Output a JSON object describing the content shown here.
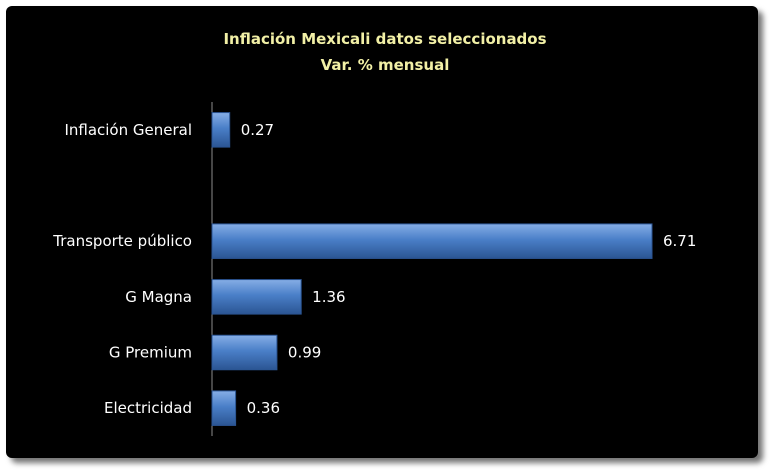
{
  "colors": {
    "background": "#000000",
    "title": "#f2f0a6",
    "text": "#ffffff",
    "bar": "#4a7fc8",
    "bar_dark": "#2b5593",
    "bar_light": "#86aee6",
    "axis": "#8c8c8c"
  },
  "chart_data": {
    "type": "bar",
    "orientation": "horizontal",
    "title": "Inflación Mexicali datos seleccionados",
    "subtitle": "Var. % mensual",
    "categories": [
      "Inflación General",
      "",
      "Transporte público",
      "G Magna",
      "G Premium",
      "Electricidad"
    ],
    "values": [
      0.27,
      null,
      6.71,
      1.36,
      0.99,
      0.36
    ],
    "data_labels": [
      "0.27",
      "",
      "6.71",
      "1.36",
      "0.99",
      "0.36"
    ],
    "xlim": [
      0,
      7.3
    ],
    "grid": false,
    "legend": "none"
  }
}
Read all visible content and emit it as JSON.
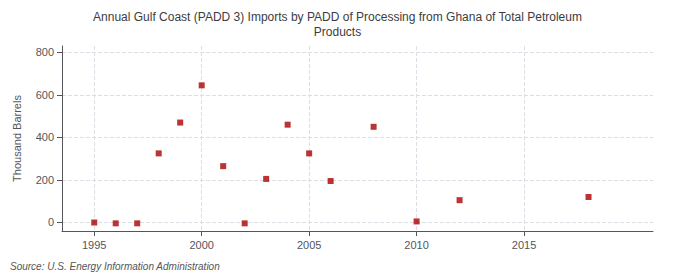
{
  "chart_data": {
    "type": "scatter",
    "title": "Annual Gulf Coast (PADD 3) Imports by PADD of Processing from Ghana of Total Petroleum\nProducts",
    "ylabel": "Thousand Barrels",
    "annotations": [
      "Source: U.S. Energy Information Administration"
    ],
    "x": [
      1995,
      1996,
      1997,
      1998,
      1999,
      2000,
      2001,
      2002,
      2003,
      2004,
      2005,
      2006,
      2008,
      2010,
      2012,
      2018
    ],
    "values": [
      0,
      -4,
      -4,
      325,
      470,
      645,
      265,
      -4,
      205,
      460,
      325,
      195,
      450,
      5,
      105,
      120
    ],
    "color": "#aa0000",
    "marker": "square",
    "xlim": [
      1993.5,
      2021
    ],
    "xticks": [
      1995,
      2000,
      2005,
      2010,
      2015
    ],
    "ylim": [
      -40,
      830
    ],
    "yticks": [
      0,
      200,
      400,
      600,
      800
    ],
    "grid": true
  }
}
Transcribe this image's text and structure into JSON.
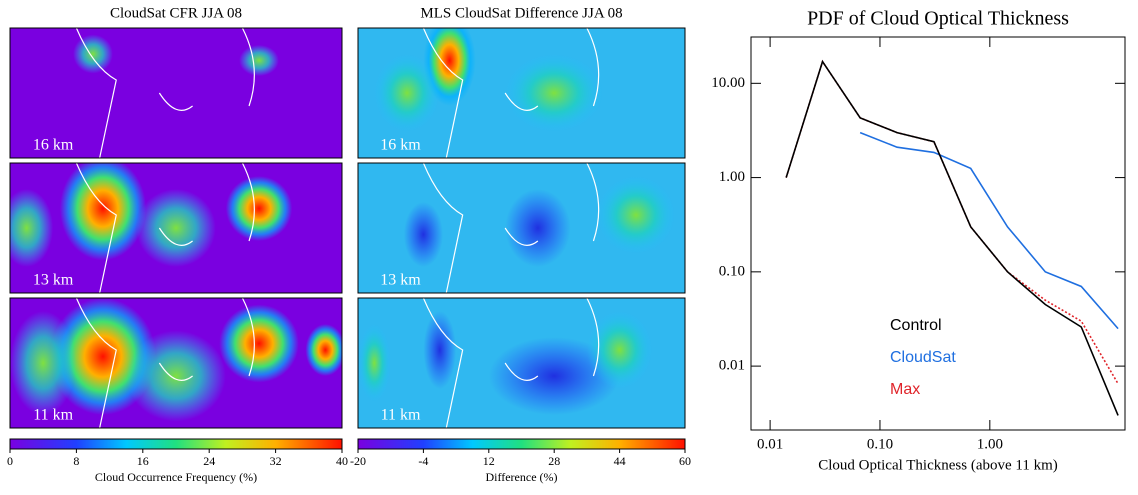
{
  "chart_data": [
    {
      "type": "map",
      "title": "CloudSat  CFR  JJA 08",
      "panels": [
        "16 km",
        "13 km",
        "11 km"
      ],
      "clim": [
        0,
        40
      ],
      "cticks": [
        0,
        8,
        16,
        24,
        32,
        40
      ],
      "clabel": "Cloud Occurrence Frequency (%)"
    },
    {
      "type": "map",
      "title": "MLS CloudSat Difference  JJA 08",
      "panels": [
        "16 km",
        "13 km",
        "11 km"
      ],
      "clim": [
        -20,
        60
      ],
      "cticks": [
        -20,
        -4,
        12,
        28,
        44,
        60
      ],
      "clabel": "Difference (%)"
    },
    {
      "type": "line",
      "title": "PDF of Cloud Optical Thickness",
      "xlabel": "Cloud Optical Thickness (above 11 km)",
      "log_x": true,
      "log_y": true,
      "x": [
        0.014,
        0.03,
        0.066,
        0.143,
        0.31,
        0.67,
        1.45,
        3.2,
        6.8,
        14.7
      ],
      "xlim": [
        0.0067,
        17
      ],
      "ylim": [
        0.0021,
        31
      ],
      "xticks": [
        {
          "value": 0.01,
          "label": "0.01"
        },
        {
          "value": 0.1,
          "label": "0.10"
        },
        {
          "value": 1,
          "label": "1.00"
        }
      ],
      "yticks": [
        {
          "value": 0.01,
          "label": "0.01"
        },
        {
          "value": 0.1,
          "label": "0.10"
        },
        {
          "value": 1,
          "label": "1.00"
        },
        {
          "value": 10,
          "label": "10.00"
        }
      ],
      "series": [
        {
          "name": "CloudSat",
          "color": "#1f6fe0",
          "dash": false,
          "values": [
            null,
            null,
            3.0,
            2.1,
            1.85,
            1.25,
            0.3,
            0.1,
            0.07,
            0.025
          ]
        },
        {
          "name": "Max",
          "color": "#e0242a",
          "dash": true,
          "values": [
            1.0,
            17,
            4.3,
            3.0,
            2.4,
            0.3,
            0.1,
            0.05,
            0.03,
            0.0065
          ]
        },
        {
          "name": "Control",
          "color": "#000000",
          "dash": false,
          "values": [
            1.0,
            17,
            4.3,
            3.0,
            2.4,
            0.3,
            0.1,
            0.045,
            0.026,
            0.003
          ]
        }
      ]
    }
  ]
}
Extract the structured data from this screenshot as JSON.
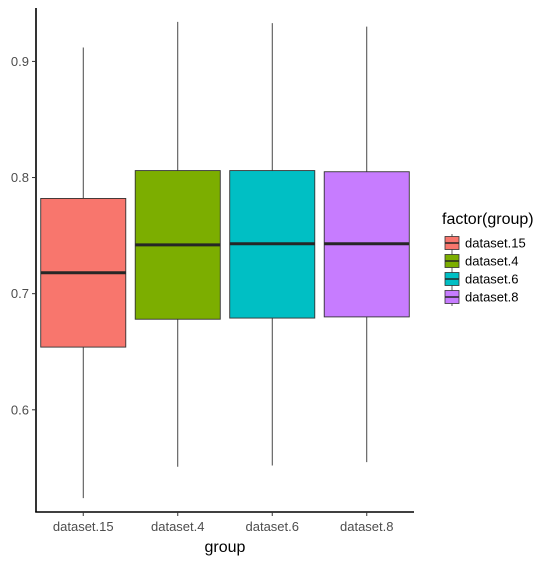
{
  "chart_data": {
    "type": "boxplot",
    "title": "",
    "xlabel": "group",
    "ylabel": "",
    "categories": [
      "dataset.15",
      "dataset.4",
      "dataset.6",
      "dataset.8"
    ],
    "colors": [
      "#F8766D",
      "#7CAE00",
      "#00BFC4",
      "#C77CFF"
    ],
    "boxes": [
      {
        "name": "dataset.15",
        "whisker_low": 0.524,
        "q1": 0.654,
        "median": 0.718,
        "q3": 0.782,
        "whisker_high": 0.912
      },
      {
        "name": "dataset.4",
        "whisker_low": 0.551,
        "q1": 0.678,
        "median": 0.742,
        "q3": 0.806,
        "whisker_high": 0.934
      },
      {
        "name": "dataset.6",
        "whisker_low": 0.552,
        "q1": 0.679,
        "median": 0.743,
        "q3": 0.806,
        "whisker_high": 0.933
      },
      {
        "name": "dataset.8",
        "whisker_low": 0.555,
        "q1": 0.68,
        "median": 0.743,
        "q3": 0.805,
        "whisker_high": 0.93
      }
    ],
    "y_ticks": [
      0.6,
      0.7,
      0.8,
      0.9
    ],
    "y_tick_labels": [
      "0.6",
      "0.7",
      "0.8",
      "0.9"
    ],
    "ylim": [
      0.512,
      0.946
    ],
    "grid": false,
    "legend": {
      "title": "factor(group)",
      "position": "right",
      "entries": [
        "dataset.15",
        "dataset.4",
        "dataset.6",
        "dataset.8"
      ]
    }
  }
}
────
> _Task description_
Write out the data precisely as given, excluding the pictures.

> _Task answer_
Output a JSON object describing the content shown here.
{
  "colors": {
    "background": "#000000",
    "title": "#f2f0a6",
    "text": "#ffffff",
    "bar": "#4a7fc8",
    "bar_dark": "#2b5593",
    "bar_light": "#86aee6",
    "axis": "#8c8c8c"
  },
  "chart_data": {
    "type": "bar",
    "orientation": "horizontal",
    "title": "Inflación Mexicali datos seleccionados",
    "subtitle": "Var. % mensual",
    "categories": [
      "Inflación General",
      "",
      "Transporte público",
      "G Magna",
      "G Premium",
      "Electricidad"
    ],
    "values": [
      0.27,
      null,
      6.71,
      1.36,
      0.99,
      0.36
    ],
    "data_labels": [
      "0.27",
      "",
      "6.71",
      "1.36",
      "0.99",
      "0.36"
    ],
    "xlim": [
      0,
      7.3
    ],
    "grid": false,
    "legend": "none"
  }
}
Read all visible content and emit it as JSON.
{
  "chart_data": {
    "type": "scatter",
    "title": "Annual Gulf Coast (PADD 3) Imports by PADD of Processing from Ghana of Total Petroleum\nProducts",
    "ylabel": "Thousand Barrels",
    "annotations": [
      "Source: U.S. Energy Information Administration"
    ],
    "x": [
      1995,
      1996,
      1997,
      1998,
      1999,
      2000,
      2001,
      2002,
      2003,
      2004,
      2005,
      2006,
      2008,
      2010,
      2012,
      2018
    ],
    "values": [
      0,
      -4,
      -4,
      325,
      470,
      645,
      265,
      -4,
      205,
      460,
      325,
      195,
      450,
      5,
      105,
      120
    ],
    "color": "#aa0000",
    "marker": "square",
    "xlim": [
      1993.5,
      2021
    ],
    "xticks": [
      1995,
      2000,
      2005,
      2010,
      2015
    ],
    "ylim": [
      -40,
      830
    ],
    "yticks": [
      0,
      200,
      400,
      600,
      800
    ],
    "grid": true
  }
}
Transcribe this image's text and structure into JSON.
{
  "chart_data": [
    {
      "type": "map",
      "title": "CloudSat  CFR  JJA 08",
      "panels": [
        "16 km",
        "13 km",
        "11 km"
      ],
      "clim": [
        0,
        40
      ],
      "cticks": [
        0,
        8,
        16,
        24,
        32,
        40
      ],
      "clabel": "Cloud Occurrence Frequency (%)"
    },
    {
      "type": "map",
      "title": "MLS CloudSat Difference  JJA 08",
      "panels": [
        "16 km",
        "13 km",
        "11 km"
      ],
      "clim": [
        -20,
        60
      ],
      "cticks": [
        -20,
        -4,
        12,
        28,
        44,
        60
      ],
      "clabel": "Difference (%)"
    },
    {
      "type": "line",
      "title": "PDF of Cloud Optical Thickness",
      "xlabel": "Cloud Optical Thickness (above 11 km)",
      "log_x": true,
      "log_y": true,
      "x": [
        0.014,
        0.03,
        0.066,
        0.143,
        0.31,
        0.67,
        1.45,
        3.2,
        6.8,
        14.7
      ],
      "xlim": [
        0.0067,
        17
      ],
      "ylim": [
        0.0021,
        31
      ],
      "xticks": [
        {
          "value": 0.01,
          "label": "0.01"
        },
        {
          "value": 0.1,
          "label": "0.10"
        },
        {
          "value": 1,
          "label": "1.00"
        }
      ],
      "yticks": [
        {
          "value": 0.01,
          "label": "0.01"
        },
        {
          "value": 0.1,
          "label": "0.10"
        },
        {
          "value": 1,
          "label": "1.00"
        },
        {
          "value": 10,
          "label": "10.00"
        }
      ],
      "series": [
        {
          "name": "CloudSat",
          "color": "#1f6fe0",
          "dash": false,
          "values": [
            null,
            null,
            3.0,
            2.1,
            1.85,
            1.25,
            0.3,
            0.1,
            0.07,
            0.025
          ]
        },
        {
          "name": "Max",
          "color": "#e0242a",
          "dash": true,
          "values": [
            1.0,
            17,
            4.3,
            3.0,
            2.4,
            0.3,
            0.1,
            0.05,
            0.03,
            0.0065
          ]
        },
        {
          "name": "Control",
          "color": "#000000",
          "dash": false,
          "values": [
            1.0,
            17,
            4.3,
            3.0,
            2.4,
            0.3,
            0.1,
            0.045,
            0.026,
            0.003
          ]
        }
      ]
    }
  ]
}
Extract the structured data from this screenshot as JSON.
{
  "chart_data": {
    "type": "boxplot",
    "title": "",
    "xlabel": "group",
    "ylabel": "",
    "categories": [
      "dataset.15",
      "dataset.4",
      "dataset.6",
      "dataset.8"
    ],
    "colors": [
      "#F8766D",
      "#7CAE00",
      "#00BFC4",
      "#C77CFF"
    ],
    "boxes": [
      {
        "name": "dataset.15",
        "whisker_low": 0.524,
        "q1": 0.654,
        "median": 0.718,
        "q3": 0.782,
        "whisker_high": 0.912
      },
      {
        "name": "dataset.4",
        "whisker_low": 0.551,
        "q1": 0.678,
        "median": 0.742,
        "q3": 0.806,
        "whisker_high": 0.934
      },
      {
        "name": "dataset.6",
        "whisker_low": 0.552,
        "q1": 0.679,
        "median": 0.743,
        "q3": 0.806,
        "whisker_high": 0.933
      },
      {
        "name": "dataset.8",
        "whisker_low": 0.555,
        "q1": 0.68,
        "median": 0.743,
        "q3": 0.805,
        "whisker_high": 0.93
      }
    ],
    "y_ticks": [
      0.6,
      0.7,
      0.8,
      0.9
    ],
    "y_tick_labels": [
      "0.6",
      "0.7",
      "0.8",
      "0.9"
    ],
    "ylim": [
      0.512,
      0.946
    ],
    "grid": false,
    "legend": {
      "title": "factor(group)",
      "position": "right",
      "entries": [
        "dataset.15",
        "dataset.4",
        "dataset.6",
        "dataset.8"
      ]
    }
  }
}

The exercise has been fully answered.